_Problem to solve_:
Leave the pictures out and transcribe every record exactly.

-- Begin Entries provided --

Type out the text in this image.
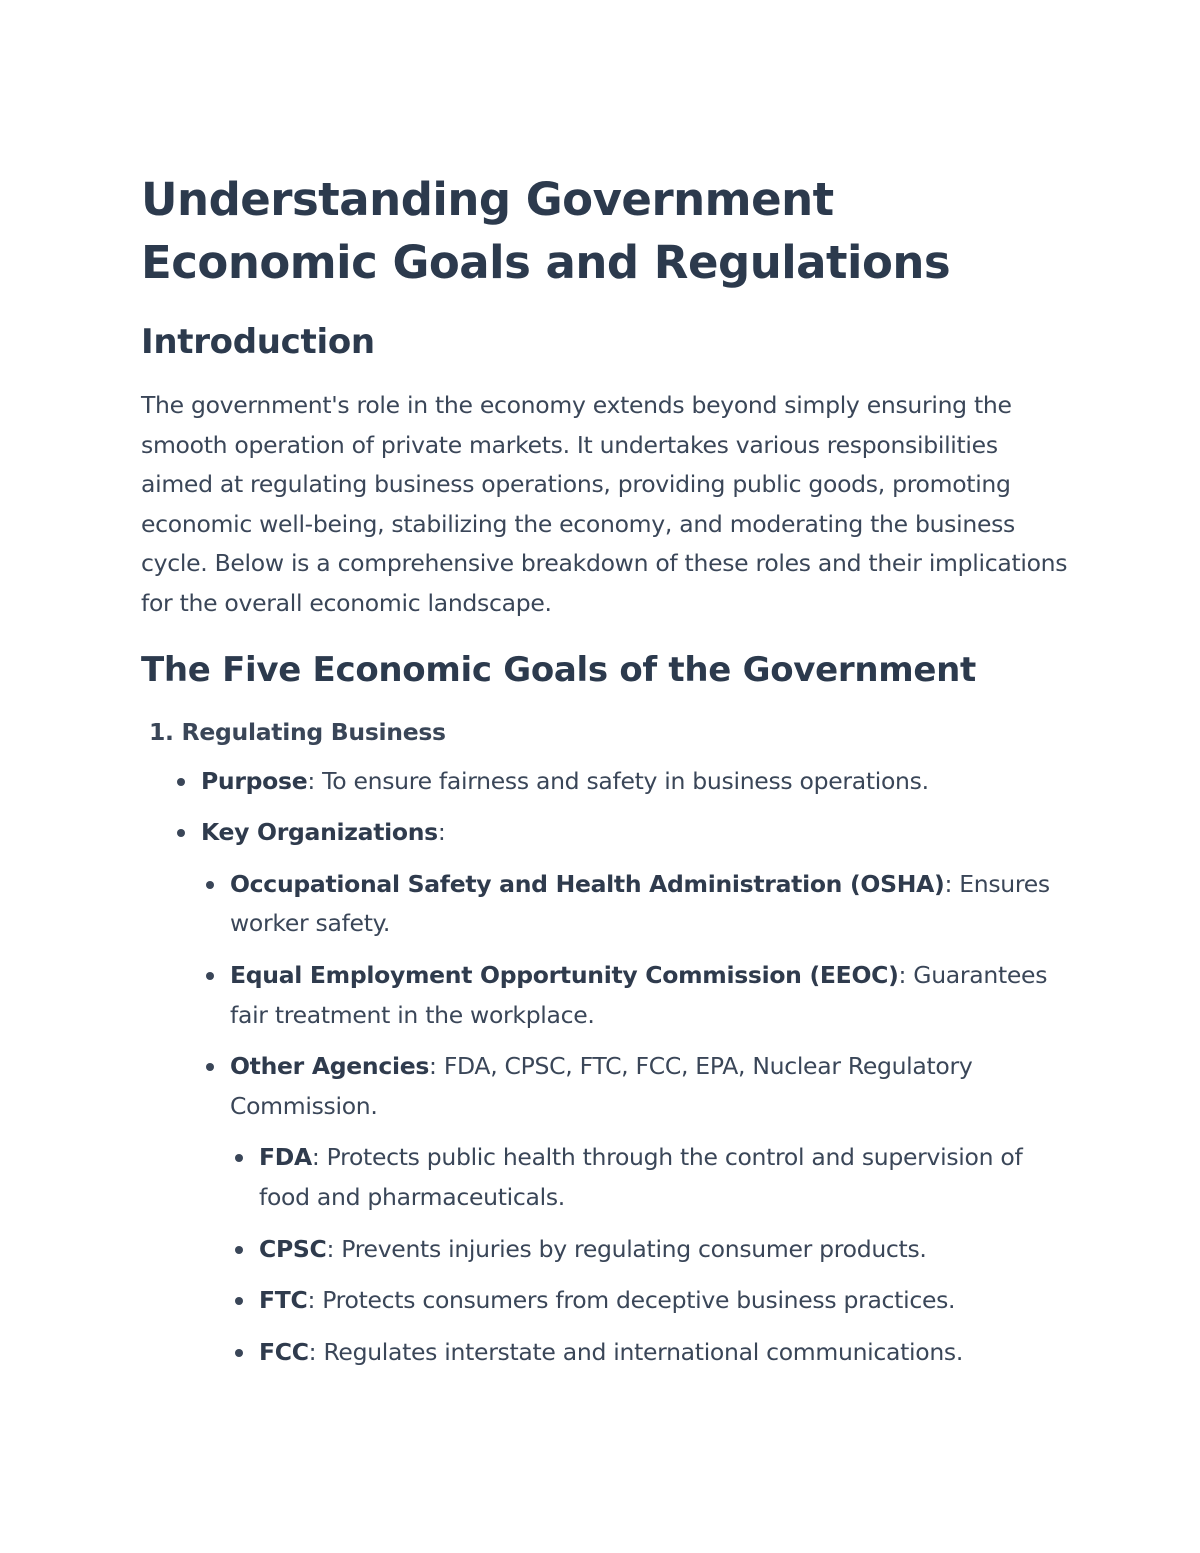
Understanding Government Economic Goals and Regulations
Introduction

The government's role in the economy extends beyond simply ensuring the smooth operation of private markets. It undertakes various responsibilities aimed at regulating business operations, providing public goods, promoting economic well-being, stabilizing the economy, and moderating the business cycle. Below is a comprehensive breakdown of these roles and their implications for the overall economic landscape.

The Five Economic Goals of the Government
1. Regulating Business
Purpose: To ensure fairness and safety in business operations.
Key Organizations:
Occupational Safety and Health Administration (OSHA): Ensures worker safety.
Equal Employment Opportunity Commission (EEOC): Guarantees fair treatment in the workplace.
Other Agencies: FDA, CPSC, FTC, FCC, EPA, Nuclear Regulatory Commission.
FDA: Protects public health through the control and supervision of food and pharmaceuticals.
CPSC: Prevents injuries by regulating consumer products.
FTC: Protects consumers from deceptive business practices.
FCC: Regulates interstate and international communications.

-- End Entries provided --

_Answer to this exercise_:
Type out the text in this image.
Understanding Government Economic Goals and Regulations
Introduction

The government's role in the economy extends beyond simply ensuring the smooth operation of private markets. It undertakes various responsibilities aimed at regulating business operations, providing public goods, promoting economic well-being, stabilizing the economy, and moderating the business cycle. Below is a comprehensive breakdown of these roles and their implications for the overall economic landscape.

The Five Economic Goals of the Government
1. Regulating Business
Purpose: To ensure fairness and safety in business operations.
Key Organizations:
Occupational Safety and Health Administration (OSHA): Ensures worker safety.
Equal Employment Opportunity Commission (EEOC): Guarantees fair treatment in the workplace.
Other Agencies: FDA, CPSC, FTC, FCC, EPA, Nuclear Regulatory Commission.
FDA: Protects public health through the control and supervision of food and pharmaceuticals.
CPSC: Prevents injuries by regulating consumer products.
FTC: Protects consumers from deceptive business practices.
FCC: Regulates interstate and international communications.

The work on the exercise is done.